■ Dataset excerpts
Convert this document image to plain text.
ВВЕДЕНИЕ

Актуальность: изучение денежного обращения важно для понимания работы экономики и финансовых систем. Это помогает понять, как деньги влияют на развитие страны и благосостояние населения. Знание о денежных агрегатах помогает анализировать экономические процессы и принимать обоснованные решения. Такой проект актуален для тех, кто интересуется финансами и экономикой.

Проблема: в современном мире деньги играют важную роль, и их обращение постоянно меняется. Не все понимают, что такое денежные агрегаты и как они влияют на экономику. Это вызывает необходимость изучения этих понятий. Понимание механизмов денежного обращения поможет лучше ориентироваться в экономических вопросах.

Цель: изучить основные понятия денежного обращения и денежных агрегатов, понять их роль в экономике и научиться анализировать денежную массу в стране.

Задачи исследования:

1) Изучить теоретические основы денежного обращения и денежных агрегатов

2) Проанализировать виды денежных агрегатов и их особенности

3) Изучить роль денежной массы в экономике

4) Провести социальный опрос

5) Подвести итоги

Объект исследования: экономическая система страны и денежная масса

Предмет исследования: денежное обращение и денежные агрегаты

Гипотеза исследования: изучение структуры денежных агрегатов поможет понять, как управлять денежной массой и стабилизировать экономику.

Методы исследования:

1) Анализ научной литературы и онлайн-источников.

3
--
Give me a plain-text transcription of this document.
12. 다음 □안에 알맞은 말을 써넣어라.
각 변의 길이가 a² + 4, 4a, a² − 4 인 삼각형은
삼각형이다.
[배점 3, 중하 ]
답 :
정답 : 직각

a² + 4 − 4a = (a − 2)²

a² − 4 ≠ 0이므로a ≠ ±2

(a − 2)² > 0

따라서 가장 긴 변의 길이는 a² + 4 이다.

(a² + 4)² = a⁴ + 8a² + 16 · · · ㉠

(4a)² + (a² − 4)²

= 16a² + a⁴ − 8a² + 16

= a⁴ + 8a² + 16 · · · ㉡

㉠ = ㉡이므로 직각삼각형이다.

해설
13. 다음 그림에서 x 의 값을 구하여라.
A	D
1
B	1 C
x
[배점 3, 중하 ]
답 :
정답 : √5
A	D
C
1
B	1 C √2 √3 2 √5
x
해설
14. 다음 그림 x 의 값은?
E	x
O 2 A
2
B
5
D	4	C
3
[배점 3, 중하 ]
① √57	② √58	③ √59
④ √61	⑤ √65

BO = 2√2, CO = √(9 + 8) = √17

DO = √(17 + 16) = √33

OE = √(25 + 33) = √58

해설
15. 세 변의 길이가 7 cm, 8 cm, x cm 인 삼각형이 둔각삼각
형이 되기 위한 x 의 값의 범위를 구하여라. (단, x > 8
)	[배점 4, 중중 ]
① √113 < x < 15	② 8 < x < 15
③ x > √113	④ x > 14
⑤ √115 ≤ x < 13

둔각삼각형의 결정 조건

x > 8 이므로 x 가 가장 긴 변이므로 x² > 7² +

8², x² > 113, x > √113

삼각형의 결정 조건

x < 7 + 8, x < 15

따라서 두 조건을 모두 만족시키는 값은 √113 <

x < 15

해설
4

■ Stated exercise
Check every line for "экономику" and show the ones that have it.

■ Full solution
Проблема: в современном мире деньги играют важную роль, и их обращение постоянно меняется. Не все понимают, что такое денежные агрегаты и как они влияют на экономику. Это вызывает необходимость изучения этих понятий. Понимание механизмов денежного обращения поможет лучше ориентироваться в экономических вопросах.
Гипотеза исследования: изучение структуры денежных агрегатов поможет понять, как управлять денежной массой и стабилизировать экономику.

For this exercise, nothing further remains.